What would you do if the bodily form of Jesus walked into your home and took a seat on your couch? Would you rush to the kitchen to fix Him something to eat, or get Him a drink? Would you pull out your phone and begin to call your friends to come and join you? Maybe you’d sit next to Him and ask those questions on your mind having to do with life and eternity.

Mary took what some to believe was her dowry, the downpayment for her future, her hopes to be a wife and mother, her dreams of having a home for the rest of her life, and she used it to wash Jesus’ feet. She held nothing back. She broke the jar, spilling its contents out on her Savior, lavishing Him with everything she had.

Jesus in bodily form is not likely to come to your house today for tea But if you are His child through His precious blood, His Presence is every bit as real.

What will you give Him today/?

October 28; Perfectly Centered

Mark 11:27-12:17; Matthew 21:23-22:22; Luke 20:1-26

Jesus is the Cornerstone, the One on whom the Church is built. There is so much in just that one statement!

My sister was at a Bible study recently where the pastor, filling in for the regular teacher, shared that he and his teenage son had recently built a retaining wall together. Dad showed son step by step what needed to be done.

They put the first stone down and the dad showed the boy how to read the level. When the bubble in the level was perfectly centered, they were ready to move on to the next stone. After wiggling and tapping the second stone until the level was perfectly centered when resting on both the first and second stones, they were ready for stone #3. The bubble needed to be perfectly centered when on it and the already level second stone before they could lay a fourth stone, and so on and so on and so on.

Eventually the dad put the boy in charge of the level, and the wall went up. With each stone, the dad would ask, “Is it level?” When the boy could assure Dad it was, they went on to the next stone. They worked together for quite some time. But around the third layer, the dad realized something was wrong. He measured and found the wall was already several inches off.

How could that happen? The boy assured his dad the bubble was always in the center for every stone. “Show me,” Dad said.

Have you ever used a level? That bubble changes position when the difference on the surface in imperceptible. Is it in the center if it touches the left line, but doesn’t go over it? Is it in the center if it favors the right line a fraction of an inch? The boy found out that mostly centered is not centered.

Being perfectly centered is an exact spot, not an area. The father and son had to remove all the stones, until they got back to the cornerstone, in order to build their wall.

Are you with me? How many infinitesimal deviations has the Church made away from the Cornerstone over the last 2,000 years? What will it take to get back to the Cornerstone? Is there damage we need to correct?

I can think of so many examples. But one has come to the forefront. And that is what I believe to be more than an infinitesimal shift from our Cornerstone. The Church seems to have decided to make the Gospel a bit more palatable, a bit easier to swallow. You never hear a “hellfire and brimstone” sermon any more. Why? Because that kind of preaching puts people off.

There are churches that refuse to use the word “sin” because it offends. We want people to see Jesus as love, to make worship of Him emotional and entertaining. But is that what you see when you go back to the Cornerstone?

Listen to what Jesus said about the Cornerstone: He who falls on the stone will be broken, but the one on whom it falls will be crushed. (Matthew 21:44, Luke 20:18)

A person, face to face with the awfulness of his sin, should be broken! Repentance isn’t comfortable or pleasant. It’s like throwing yourself onto a boulder. It hurts. It breaks our old self into pieces.

* Data shown:
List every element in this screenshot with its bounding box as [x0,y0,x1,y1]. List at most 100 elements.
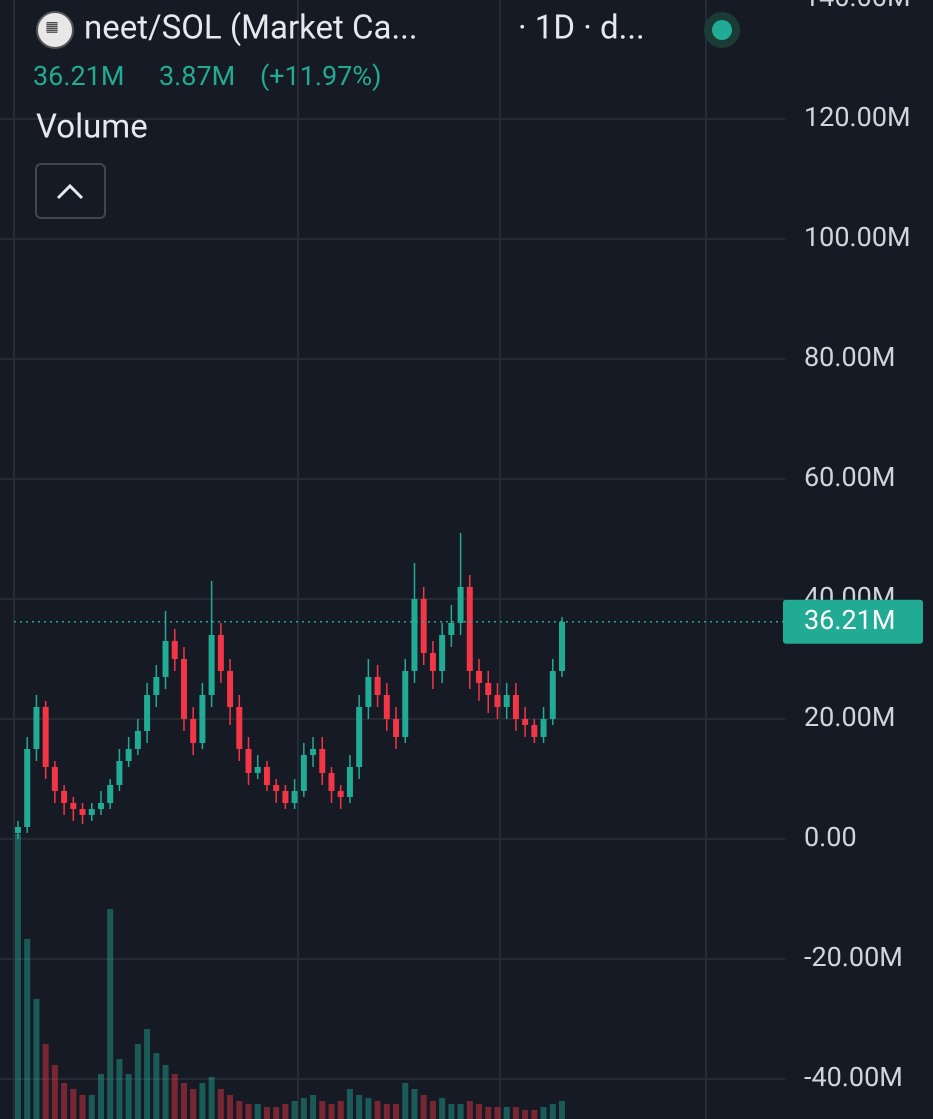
candle-body [227,670,234,707]
candle-body [125,748,132,761]
volume-bar [374,1101,381,1119]
candle-body [512,694,519,719]
price-axis: 140.00M120.00M100.00M80.00M60.00M40.00M2… [14,0,923,1093]
candle-body [282,790,289,803]
candle-body [217,634,224,671]
candle-body [245,748,252,773]
volume-bar [190,1089,197,1119]
candle-body [254,766,261,773]
volume-bar [254,1104,261,1119]
volume-bar [365,1098,372,1119]
volume-bar [116,1059,123,1119]
volume-bar [245,1104,252,1119]
volume-bar [522,1110,529,1119]
candle-body [402,670,409,737]
candle-body [291,790,298,803]
volume-bar [337,1101,344,1119]
last-price-label: 36.21M [804,604,895,636]
candle-body [476,670,483,683]
volume-bar [319,1101,326,1119]
volume-bar [291,1101,298,1119]
volume-bar [328,1104,335,1119]
volume-bar [134,1044,141,1119]
volume-bar [24,939,31,1119]
candle-body [107,784,114,803]
candle-body [337,790,344,797]
volume-bar [282,1104,289,1119]
volume-bar [393,1104,400,1119]
candle-body [51,766,58,791]
volume-bar [208,1077,215,1119]
volume-bar [346,1089,353,1119]
candle-body [134,730,141,749]
candle-body [273,784,280,791]
candle-body [374,676,381,695]
header: ▦ neet/SOL (Market Ca... · 1D · d... 36.… [33,9,740,219]
y-tick-label: 100.00M [804,221,911,253]
candle-body [429,652,436,671]
candle-body [448,622,455,635]
collapse-button[interactable] [35,163,106,219]
legend-value: (+11.97%) [260,60,382,92]
status-dot [712,20,732,40]
candle-body [263,766,270,785]
symbol: neet/SOL (Market Ca... [84,9,418,48]
volume-bar [144,1029,151,1119]
candle-body [328,772,335,791]
volume-bar [88,1095,95,1119]
candle-body [79,808,86,815]
volume-bar [448,1104,455,1119]
volume-bar [559,1101,565,1119]
volume-bar [383,1104,390,1119]
volume-bar [402,1083,409,1119]
candle-body [190,718,197,743]
grid [0,117,785,1080]
candle-body [503,694,510,707]
legend-value: 36.21M [33,60,124,92]
last-price-tag [783,599,923,644]
candle-body [531,724,538,737]
chevron-up [56,183,84,200]
y-tick-label: -40.00M [804,1061,903,1093]
volume-bar [494,1107,501,1119]
volume-bar [420,1095,427,1119]
y-tick-label: 20.00M [804,701,895,733]
y-tick-label: 140.00M [804,0,911,13]
volume-bar [457,1104,464,1119]
candle-body [199,694,206,743]
candle-body [549,670,556,719]
candle-body [466,586,473,671]
volume-bar [503,1107,510,1119]
candle-body [162,640,169,677]
volume-bar [356,1095,363,1119]
candle-body [393,718,400,737]
candle-body [420,598,427,653]
volume-bar [439,1098,446,1119]
candle-body [24,748,31,827]
candle-body [97,802,104,809]
candle-body [236,706,243,749]
volume-bar [273,1107,280,1119]
volume-bar [51,1065,58,1119]
volume-bar [79,1095,86,1119]
candle-body [319,748,326,773]
volume-bar [171,1074,178,1119]
volume-label: Volume [36,108,148,147]
interval: · 1D · d... [518,9,645,48]
candle-body [457,586,464,623]
volume-bar [153,1053,160,1119]
candle-body [208,634,215,695]
candle-body [42,706,49,767]
candle-body [522,718,529,725]
candle-body [144,694,151,731]
volume-bar [540,1107,547,1119]
candle-body [15,826,21,833]
volume-bar [61,1083,68,1119]
volume-bar [227,1095,234,1119]
volume-bar [300,1098,307,1119]
volume-bar [107,909,114,1119]
candle-body [310,748,317,755]
y-tick-label: -20.00M [804,941,903,973]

* Written exercise 1: In the devotional about Jesus as the Cornerstone, how far off was the retaining wall when the dad measured it?
* Written exercise 2: Pick up the devotional about Jesus as the Cornerstone right after its final sentence and write the next part.

* Final answer 1: It was already several inches off.

* Final answer 2:
But Jesus warns, waiting until that Stone falls results in a final crushing from which there is no recovery.

Jesus is the Cornerstone of the Church, but He is also the Cornerstone of my life. When I put the level of His Holy Word on my life – is it perfectly centered? Or am I off just a tiny little bit?

I want to be perfectly centered. I want to use God’s Word as my level, and line myself up with the Cornerstone according to Scripture. I’m not looking for a comfortable relationship with Jesus. I want to be broken when I deviate from His Holiness. I want conviction to tap me into position. Because if I allow that level just a bit of leeway, it’s not going to correct itself down the road.

Because almost centered is not perfectly centered.

 

 

October 27; What the Cross Does Not Do

Matthew 21:1-22; Mark 11:1-25; Luke 19:1-10, 28-28; John 12:12-19

It was time for Jesus to complete His mission. It was time for the cross. So Jesus, on a donkey, rode into Jerusalem with more fanfare, showered with more attention than He had permitted during the previous three years.

“Hosanna! Blessed is He who comes in the name of the Lord!”

But you and I both know just a few days later, the same people who celebrated Jesus’ entrance into the city would demand His crucifixion. What could possibly happen to cause such a drastic change?

John and Luke provide us with insight. “…the whole crowd began joyfully to praise God in loud voices for all the miracles they had seen.” (Luke 19:37). John tells us a similar account in that the people who witnessed the bodily resurrection of Lazarus spread the word, and people flocked to Jesus because they heard He had given a “miraculous sign.” (12:18)

The people who joined the parade to accompany Jesus into Jerusalem seem to have been focused on the material. They may have thought they were leading their ticket to easy street into town. Maybe they followed Him out of simple curiosity. But their faith quickly died because they weren’t following Jesus in truth.

During Jesus’ public ministry He performed many miracles, more miracles than could be recorded in the Gospels. But He never healed a sick person so that person would be well. He never gave sight to a blind person so that blind person could see. He never raised a dead child or adult so that person would live a few more years.

All His miracles had one purpose only: to establish the fact that Jesus is God, so that when they nailed Him to the cross, everyone would know just who was hanging there.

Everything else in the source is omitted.